Instruction | Each entry in the listing below should be restated word for word.
====== Exercise material ======
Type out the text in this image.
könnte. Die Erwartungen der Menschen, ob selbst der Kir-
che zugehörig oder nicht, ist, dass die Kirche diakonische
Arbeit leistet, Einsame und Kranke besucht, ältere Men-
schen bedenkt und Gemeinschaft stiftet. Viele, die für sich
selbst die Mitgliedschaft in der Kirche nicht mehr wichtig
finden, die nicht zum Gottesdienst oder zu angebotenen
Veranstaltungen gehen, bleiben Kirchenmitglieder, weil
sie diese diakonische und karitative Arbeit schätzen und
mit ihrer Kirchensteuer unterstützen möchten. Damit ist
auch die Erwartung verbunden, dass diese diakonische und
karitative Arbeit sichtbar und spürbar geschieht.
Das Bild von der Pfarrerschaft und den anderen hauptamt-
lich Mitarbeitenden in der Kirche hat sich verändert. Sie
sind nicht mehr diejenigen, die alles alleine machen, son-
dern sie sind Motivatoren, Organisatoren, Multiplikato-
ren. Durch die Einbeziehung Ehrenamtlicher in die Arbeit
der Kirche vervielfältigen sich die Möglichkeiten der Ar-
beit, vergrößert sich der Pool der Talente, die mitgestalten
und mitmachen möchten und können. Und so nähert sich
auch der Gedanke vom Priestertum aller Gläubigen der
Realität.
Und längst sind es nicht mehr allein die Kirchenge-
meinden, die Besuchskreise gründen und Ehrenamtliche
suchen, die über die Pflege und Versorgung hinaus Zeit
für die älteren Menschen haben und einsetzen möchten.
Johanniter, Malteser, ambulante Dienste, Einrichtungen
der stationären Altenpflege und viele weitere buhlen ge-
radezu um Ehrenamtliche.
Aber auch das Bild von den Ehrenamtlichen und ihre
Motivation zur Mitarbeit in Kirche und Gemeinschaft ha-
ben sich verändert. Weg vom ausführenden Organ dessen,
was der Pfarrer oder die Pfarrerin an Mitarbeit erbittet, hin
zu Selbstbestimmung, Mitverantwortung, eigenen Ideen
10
======
Problem solution |
Type out the text in this image.
könnte. Die Erwartungen der Menschen, ob selbst der Kir-
che zugehörig oder nicht, ist, dass die Kirche diakonische
Arbeit leistet, Einsame und Kranke besucht, ältere Men-
schen bedenkt und Gemeinschaft stiftet. Viele, die für sich
selbst die Mitgliedschaft in der Kirche nicht mehr wichtig
finden, die nicht zum Gottesdienst oder zu angebotenen
Veranstaltungen gehen, bleiben Kirchenmitglieder, weil
sie diese diakonische und karitative Arbeit schätzen und
mit ihrer Kirchensteuer unterstützen möchten. Damit ist
auch die Erwartung verbunden, dass diese diakonische und
karitative Arbeit sichtbar und spürbar geschieht.
Das Bild von der Pfarrerschaft und den anderen hauptamt-
lich Mitarbeitenden in der Kirche hat sich verändert. Sie
sind nicht mehr diejenigen, die alles alleine machen, son-
dern sie sind Motivatoren, Organisatoren, Multiplikato-
ren. Durch die Einbeziehung Ehrenamtlicher in die Arbeit
der Kirche vervielfältigen sich die Möglichkeiten der Ar-
beit, vergrößert sich der Pool der Talente, die mitgestalten
und mitmachen möchten und können. Und so nähert sich
auch der Gedanke vom Priestertum aller Gläubigen der
Realität.
Und längst sind es nicht mehr allein die Kirchenge-
meinden, die Besuchskreise gründen und Ehrenamtliche
suchen, die über die Pflege und Versorgung hinaus Zeit
für die älteren Menschen haben und einsetzen möchten.
Johanniter, Malteser, ambulante Dienste, Einrichtungen
der stationären Altenpflege und viele weitere buhlen ge-
radezu um Ehrenamtliche.
Aber auch das Bild von den Ehrenamtlichen und ihre
Motivation zur Mitarbeit in Kirche und Gemeinschaft ha-
ben sich verändert. Weg vom ausführenden Organ dessen,
was der Pfarrer oder die Pfarrerin an Mitarbeit erbittet, hin
zu Selbstbestimmung, Mitverantwortung, eigenen Ideen
10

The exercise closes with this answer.